● **PROBLEM TO WORK ON**: Write each record again exactly as it stands.

== == ==

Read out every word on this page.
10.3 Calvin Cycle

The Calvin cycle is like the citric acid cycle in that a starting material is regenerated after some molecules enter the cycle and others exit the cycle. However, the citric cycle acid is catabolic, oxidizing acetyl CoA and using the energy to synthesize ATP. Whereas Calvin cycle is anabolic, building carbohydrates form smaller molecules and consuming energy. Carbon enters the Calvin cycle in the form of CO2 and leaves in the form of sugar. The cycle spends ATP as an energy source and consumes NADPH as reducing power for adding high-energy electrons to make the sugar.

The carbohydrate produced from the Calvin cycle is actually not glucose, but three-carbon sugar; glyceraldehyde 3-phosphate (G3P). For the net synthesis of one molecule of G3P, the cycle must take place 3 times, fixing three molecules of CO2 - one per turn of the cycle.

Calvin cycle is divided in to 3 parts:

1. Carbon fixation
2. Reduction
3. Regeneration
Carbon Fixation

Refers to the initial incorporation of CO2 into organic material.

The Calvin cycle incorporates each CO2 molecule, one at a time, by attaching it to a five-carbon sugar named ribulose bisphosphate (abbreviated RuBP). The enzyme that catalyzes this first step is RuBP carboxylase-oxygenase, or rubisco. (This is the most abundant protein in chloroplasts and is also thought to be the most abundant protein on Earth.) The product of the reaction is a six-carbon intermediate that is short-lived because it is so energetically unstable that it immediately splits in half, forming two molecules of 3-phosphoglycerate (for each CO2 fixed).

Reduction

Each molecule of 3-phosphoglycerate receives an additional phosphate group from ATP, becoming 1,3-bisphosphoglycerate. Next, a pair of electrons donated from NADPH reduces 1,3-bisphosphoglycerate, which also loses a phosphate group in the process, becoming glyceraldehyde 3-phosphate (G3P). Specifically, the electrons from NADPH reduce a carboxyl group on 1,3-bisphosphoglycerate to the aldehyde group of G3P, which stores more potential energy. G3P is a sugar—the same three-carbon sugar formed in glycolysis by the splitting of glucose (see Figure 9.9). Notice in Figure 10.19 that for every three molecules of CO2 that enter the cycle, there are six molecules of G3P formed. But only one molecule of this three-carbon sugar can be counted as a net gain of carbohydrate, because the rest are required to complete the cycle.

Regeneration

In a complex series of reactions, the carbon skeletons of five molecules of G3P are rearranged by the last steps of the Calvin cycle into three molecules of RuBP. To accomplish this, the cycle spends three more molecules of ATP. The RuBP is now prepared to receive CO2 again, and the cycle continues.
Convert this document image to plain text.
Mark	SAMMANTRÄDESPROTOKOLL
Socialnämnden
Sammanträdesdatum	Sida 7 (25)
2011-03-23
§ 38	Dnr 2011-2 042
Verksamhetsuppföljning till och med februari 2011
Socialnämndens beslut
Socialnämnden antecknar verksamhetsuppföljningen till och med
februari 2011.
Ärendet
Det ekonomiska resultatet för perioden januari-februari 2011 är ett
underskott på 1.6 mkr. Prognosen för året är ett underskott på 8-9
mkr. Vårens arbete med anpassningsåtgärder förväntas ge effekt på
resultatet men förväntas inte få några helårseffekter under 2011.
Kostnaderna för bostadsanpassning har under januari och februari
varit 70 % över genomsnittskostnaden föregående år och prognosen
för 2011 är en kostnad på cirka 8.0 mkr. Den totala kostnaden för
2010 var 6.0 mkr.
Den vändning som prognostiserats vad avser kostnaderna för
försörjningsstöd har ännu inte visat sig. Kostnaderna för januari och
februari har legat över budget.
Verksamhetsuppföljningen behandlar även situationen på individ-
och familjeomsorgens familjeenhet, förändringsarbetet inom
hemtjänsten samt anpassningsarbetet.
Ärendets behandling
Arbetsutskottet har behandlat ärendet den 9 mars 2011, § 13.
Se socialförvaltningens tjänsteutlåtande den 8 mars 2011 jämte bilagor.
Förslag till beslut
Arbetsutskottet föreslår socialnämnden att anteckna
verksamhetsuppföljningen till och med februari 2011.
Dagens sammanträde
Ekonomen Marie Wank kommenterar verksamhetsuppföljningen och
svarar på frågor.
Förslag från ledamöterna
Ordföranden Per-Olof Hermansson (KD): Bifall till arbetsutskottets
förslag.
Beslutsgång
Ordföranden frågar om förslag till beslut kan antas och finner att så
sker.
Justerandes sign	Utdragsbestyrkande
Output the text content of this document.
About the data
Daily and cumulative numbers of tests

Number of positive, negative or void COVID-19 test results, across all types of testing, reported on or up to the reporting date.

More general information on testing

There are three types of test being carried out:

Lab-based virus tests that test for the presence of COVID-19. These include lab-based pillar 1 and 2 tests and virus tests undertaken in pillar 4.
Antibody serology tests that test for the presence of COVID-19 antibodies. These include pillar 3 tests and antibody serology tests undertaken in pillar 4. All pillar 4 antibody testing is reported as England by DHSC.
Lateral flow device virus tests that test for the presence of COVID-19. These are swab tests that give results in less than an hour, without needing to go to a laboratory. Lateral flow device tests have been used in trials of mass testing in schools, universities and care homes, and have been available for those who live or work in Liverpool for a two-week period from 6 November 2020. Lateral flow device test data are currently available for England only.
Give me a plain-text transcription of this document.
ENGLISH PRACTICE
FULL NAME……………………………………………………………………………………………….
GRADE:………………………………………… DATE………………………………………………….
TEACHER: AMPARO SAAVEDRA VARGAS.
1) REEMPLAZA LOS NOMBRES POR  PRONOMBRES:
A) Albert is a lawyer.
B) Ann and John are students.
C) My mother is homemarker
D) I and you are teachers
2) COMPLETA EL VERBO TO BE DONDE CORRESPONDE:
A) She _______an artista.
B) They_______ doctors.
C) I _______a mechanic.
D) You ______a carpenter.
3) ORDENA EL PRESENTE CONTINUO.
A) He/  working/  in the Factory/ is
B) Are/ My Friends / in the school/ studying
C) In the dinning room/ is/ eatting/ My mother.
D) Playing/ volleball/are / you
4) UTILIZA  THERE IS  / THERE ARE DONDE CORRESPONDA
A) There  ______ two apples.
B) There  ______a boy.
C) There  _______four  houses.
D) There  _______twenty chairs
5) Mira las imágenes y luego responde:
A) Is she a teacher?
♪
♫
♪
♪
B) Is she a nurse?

== == ==

● **RESULT OF THIS EXERCISE**:
Read out every word on this page.
10.3 Calvin Cycle

The Calvin cycle is like the citric acid cycle in that a starting material is regenerated after some molecules enter the cycle and others exit the cycle. However, the citric cycle acid is catabolic, oxidizing acetyl CoA and using the energy to synthesize ATP. Whereas Calvin cycle is anabolic, building carbohydrates form smaller molecules and consuming energy. Carbon enters the Calvin cycle in the form of CO2 and leaves in the form of sugar. The cycle spends ATP as an energy source and consumes NADPH as reducing power for adding high-energy electrons to make the sugar.

The carbohydrate produced from the Calvin cycle is actually not glucose, but three-carbon sugar; glyceraldehyde 3-phosphate (G3P). For the net synthesis of one molecule of G3P, the cycle must take place 3 times, fixing three molecules of CO2 - one per turn of the cycle.

Calvin cycle is divided in to 3 parts:

1. Carbon fixation
2. Reduction
3. Regeneration
Carbon Fixation

Refers to the initial incorporation of CO2 into organic material.

The Calvin cycle incorporates each CO2 molecule, one at a time, by attaching it to a five-carbon sugar named ribulose bisphosphate (abbreviated RuBP). The enzyme that catalyzes this first step is RuBP carboxylase-oxygenase, or rubisco. (This is the most abundant protein in chloroplasts and is also thought to be the most abundant protein on Earth.) The product of the reaction is a six-carbon intermediate that is short-lived because it is so energetically unstable that it immediately splits in half, forming two molecules of 3-phosphoglycerate (for each CO2 fixed).

Reduction

Each molecule of 3-phosphoglycerate receives an additional phosphate group from ATP, becoming 1,3-bisphosphoglycerate. Next, a pair of electrons donated from NADPH reduces 1,3-bisphosphoglycerate, which also loses a phosphate group in the process, becoming glyceraldehyde 3-phosphate (G3P). Specifically, the electrons from NADPH reduce a carboxyl group on 1,3-bisphosphoglycerate to the aldehyde group of G3P, which stores more potential energy. G3P is a sugar—the same three-carbon sugar formed in glycolysis by the splitting of glucose (see Figure 9.9). Notice in Figure 10.19 that for every three molecules of CO2 that enter the cycle, there are six molecules of G3P formed. But only one molecule of this three-carbon sugar can be counted as a net gain of carbohydrate, because the rest are required to complete the cycle.

Regeneration

In a complex series of reactions, the carbon skeletons of five molecules of G3P are rearranged by the last steps of the Calvin cycle into three molecules of RuBP. To accomplish this, the cycle spends three more molecules of ATP. The RuBP is now prepared to receive CO2 again, and the cycle continues.
Convert this document image to plain text.
Mark	SAMMANTRÄDESPROTOKOLL
Socialnämnden
Sammanträdesdatum	Sida 7 (25)
2011-03-23
§ 38	Dnr 2011-2 042
Verksamhetsuppföljning till och med februari 2011
Socialnämndens beslut
Socialnämnden antecknar verksamhetsuppföljningen till och med
februari 2011.
Ärendet
Det ekonomiska resultatet för perioden januari-februari 2011 är ett
underskott på 1.6 mkr. Prognosen för året är ett underskott på 8-9
mkr. Vårens arbete med anpassningsåtgärder förväntas ge effekt på
resultatet men förväntas inte få några helårseffekter under 2011.
Kostnaderna för bostadsanpassning har under januari och februari
varit 70 % över genomsnittskostnaden föregående år och prognosen
för 2011 är en kostnad på cirka 8.0 mkr. Den totala kostnaden för
2010 var 6.0 mkr.
Den vändning som prognostiserats vad avser kostnaderna för
försörjningsstöd har ännu inte visat sig. Kostnaderna för januari och
februari har legat över budget.
Verksamhetsuppföljningen behandlar även situationen på individ-
och familjeomsorgens familjeenhet, förändringsarbetet inom
hemtjänsten samt anpassningsarbetet.
Ärendets behandling
Arbetsutskottet har behandlat ärendet den 9 mars 2011, § 13.
Se socialförvaltningens tjänsteutlåtande den 8 mars 2011 jämte bilagor.
Förslag till beslut
Arbetsutskottet föreslår socialnämnden att anteckna
verksamhetsuppföljningen till och med februari 2011.
Dagens sammanträde
Ekonomen Marie Wank kommenterar verksamhetsuppföljningen och
svarar på frågor.
Förslag från ledamöterna
Ordföranden Per-Olof Hermansson (KD): Bifall till arbetsutskottets
förslag.
Beslutsgång
Ordföranden frågar om förslag till beslut kan antas och finner att så
sker.
Justerandes sign	Utdragsbestyrkande
Output the text content of this document.
About the data
Daily and cumulative numbers of tests

Number of positive, negative or void COVID-19 test results, across all types of testing, reported on or up to the reporting date.

More general information on testing

There are three types of test being carried out:

Lab-based virus tests that test for the presence of COVID-19. These include lab-based pillar 1 and 2 tests and virus tests undertaken in pillar 4.
Antibody serology tests that test for the presence of COVID-19 antibodies. These include pillar 3 tests and antibody serology tests undertaken in pillar 4. All pillar 4 antibody testing is reported as England by DHSC.
Lateral flow device virus tests that test for the presence of COVID-19. These are swab tests that give results in less than an hour, without needing to go to a laboratory. Lateral flow device tests have been used in trials of mass testing in schools, universities and care homes, and have been available for those who live or work in Liverpool for a two-week period from 6 November 2020. Lateral flow device test data are currently available for England only.
Give me a plain-text transcription of this document.
ENGLISH PRACTICE
FULL NAME……………………………………………………………………………………………….
GRADE:………………………………………… DATE………………………………………………….
TEACHER: AMPARO SAAVEDRA VARGAS.
1) REEMPLAZA LOS NOMBRES POR  PRONOMBRES:
A) Albert is a lawyer.
B) Ann and John are students.
C) My mother is homemarker
D) I and you are teachers
2) COMPLETA EL VERBO TO BE DONDE CORRESPONDE:
A) She _______an artista.
B) They_______ doctors.
C) I _______a mechanic.
D) You ______a carpenter.
3) ORDENA EL PRESENTE CONTINUO.
A) He/  working/  in the Factory/ is
B) Are/ My Friends / in the school/ studying
C) In the dinning room/ is/ eatting/ My mother.
D) Playing/ volleball/are / you
4) UTILIZA  THERE IS  / THERE ARE DONDE CORRESPONDA
A) There  ______ two apples.
B) There  ______a boy.
C) There  _______four  houses.
D) There  _______twenty chairs
5) Mira las imágenes y luego responde:
A) Is she a teacher?
♪
♫
♪
♪
B) Is she a nurse?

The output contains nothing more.